TASK GOAL ::
Without the pictures, output the records below word for word.

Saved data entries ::

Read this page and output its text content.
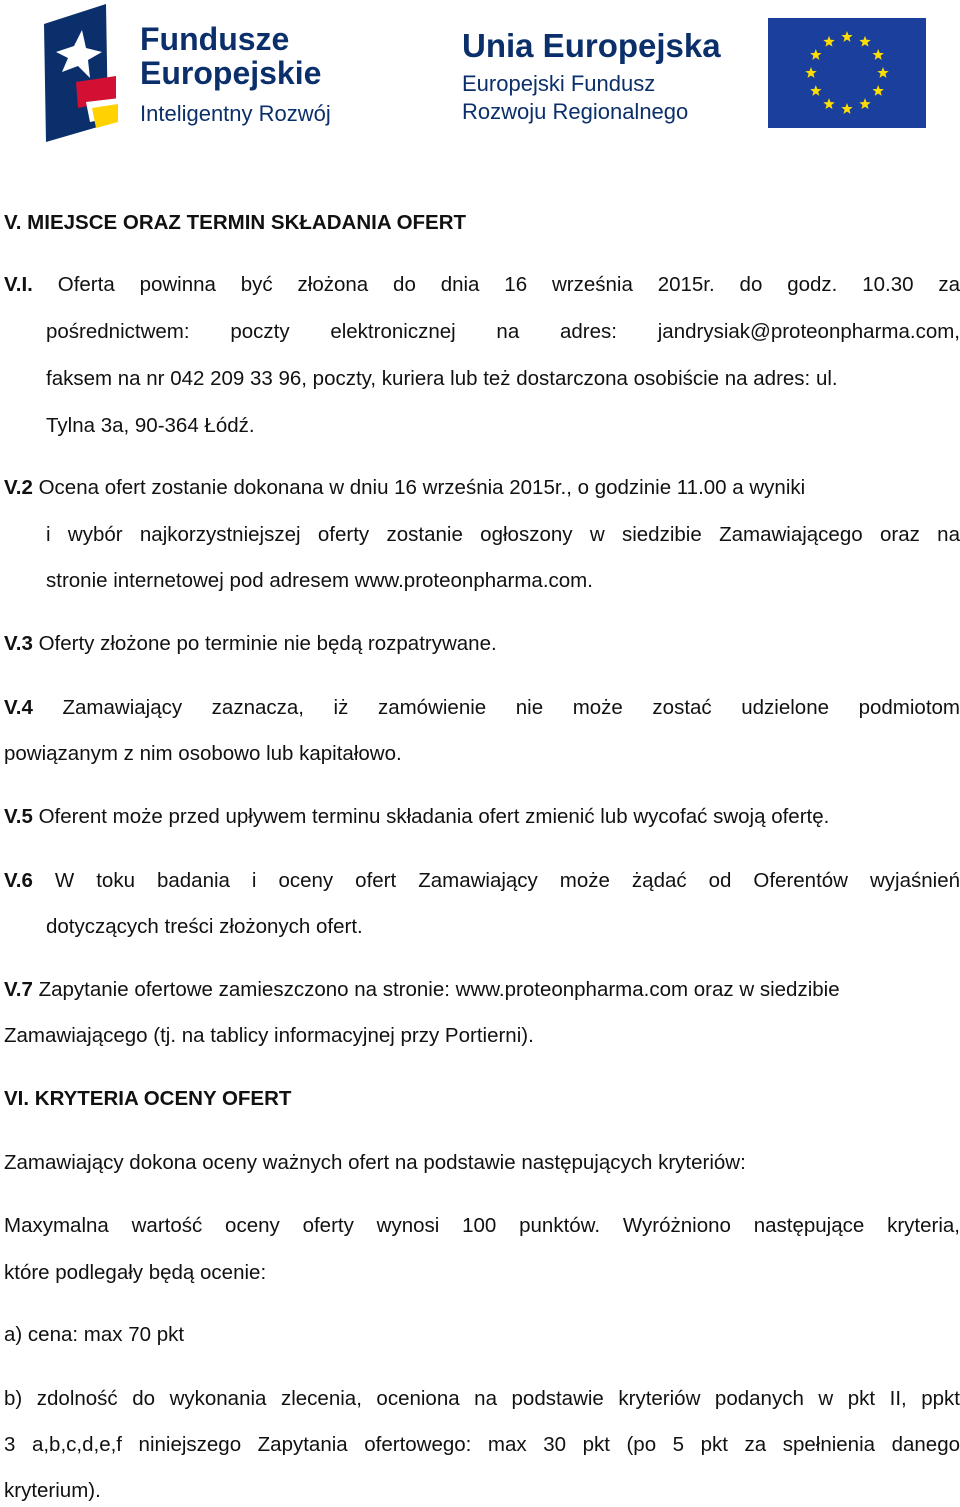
Fundusze
Europejskie
Inteligentny Rozwój
Unia Europejska
Europejski Fundusz
Rozwoju Regionalnego
V. MIEJSCE ORAZ TERMIN SKŁADANIA OFERT
V.I. Oferta powinna być złożona do dnia 16 września 2015r. do godz. 10.30 za
pośrednictwem: poczty elektronicznej na adres: jandrysiak@proteonpharma.com,
faksem na nr 042 209 33 96, poczty, kuriera lub też dostarczona osobiście na adres: ul.
Tylna 3a, 90-364 Łódź.
V.2 Ocena ofert zostanie dokonana w dniu 16 września 2015r., o godzinie 11.00 a wyniki
i wybór najkorzystniejszej oferty zostanie ogłoszony w siedzibie Zamawiającego oraz na
stronie internetowej pod adresem www.proteonpharma.com.
V.3 Oferty złożone po terminie nie będą rozpatrywane.
V.4 Zamawiający zaznacza, iż zamówienie nie może zostać udzielone podmiotom
powiązanym z nim osobowo lub kapitałowo.
V.5 Oferent może przed upływem terminu składania ofert zmienić lub wycofać swoją ofertę.
V.6 W toku badania i oceny ofert Zamawiający może żądać od Oferentów wyjaśnień
dotyczących treści złożonych ofert.
V.7 Zapytanie ofertowe zamieszczono na stronie: www.proteonpharma.com oraz w siedzibie
Zamawiającego (tj. na tablicy informacyjnej przy Portierni).
VI. KRYTERIA OCENY OFERT
Zamawiający dokona oceny ważnych ofert na podstawie następujących kryteriów:
Maxymalna wartość oceny oferty wynosi 100 punktów. Wyróżniono następujące kryteria,
które podlegały będą ocenie:
a) cena: max 70 pkt
b) zdolność do wykonania zlecenia, oceniona na podstawie kryteriów podanych w pkt II, ppkt
3 a,b,c,d,e,f niniejszego Zapytania ofertowego: max 30 pkt (po 5 pkt za spełnienia danego
kryterium).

SOLUTION FOR THIS PROBLEM ::
Read this page and output its text content.
Fundusze
Europejskie
Inteligentny Rozwój
Unia Europejska
Europejski Fundusz
Rozwoju Regionalnego
V. MIEJSCE ORAZ TERMIN SKŁADANIA OFERT
V.I. Oferta powinna być złożona do dnia 16 września 2015r. do godz. 10.30 za
pośrednictwem: poczty elektronicznej na adres: jandrysiak@proteonpharma.com,
faksem na nr 042 209 33 96, poczty, kuriera lub też dostarczona osobiście na adres: ul.
Tylna 3a, 90-364 Łódź.
V.2 Ocena ofert zostanie dokonana w dniu 16 września 2015r., o godzinie 11.00 a wyniki
i wybór najkorzystniejszej oferty zostanie ogłoszony w siedzibie Zamawiającego oraz na
stronie internetowej pod adresem www.proteonpharma.com.
V.3 Oferty złożone po terminie nie będą rozpatrywane.
V.4 Zamawiający zaznacza, iż zamówienie nie może zostać udzielone podmiotom
powiązanym z nim osobowo lub kapitałowo.
V.5 Oferent może przed upływem terminu składania ofert zmienić lub wycofać swoją ofertę.
V.6 W toku badania i oceny ofert Zamawiający może żądać od Oferentów wyjaśnień
dotyczących treści złożonych ofert.
V.7 Zapytanie ofertowe zamieszczono na stronie: www.proteonpharma.com oraz w siedzibie
Zamawiającego (tj. na tablicy informacyjnej przy Portierni).
VI. KRYTERIA OCENY OFERT
Zamawiający dokona oceny ważnych ofert na podstawie następujących kryteriów:
Maxymalna wartość oceny oferty wynosi 100 punktów. Wyróżniono następujące kryteria,
które podlegały będą ocenie:
a) cena: max 70 pkt
b) zdolność do wykonania zlecenia, oceniona na podstawie kryteriów podanych w pkt II, ppkt
3 a,b,c,d,e,f niniejszego Zapytania ofertowego: max 30 pkt (po 5 pkt za spełnienia danego
kryterium).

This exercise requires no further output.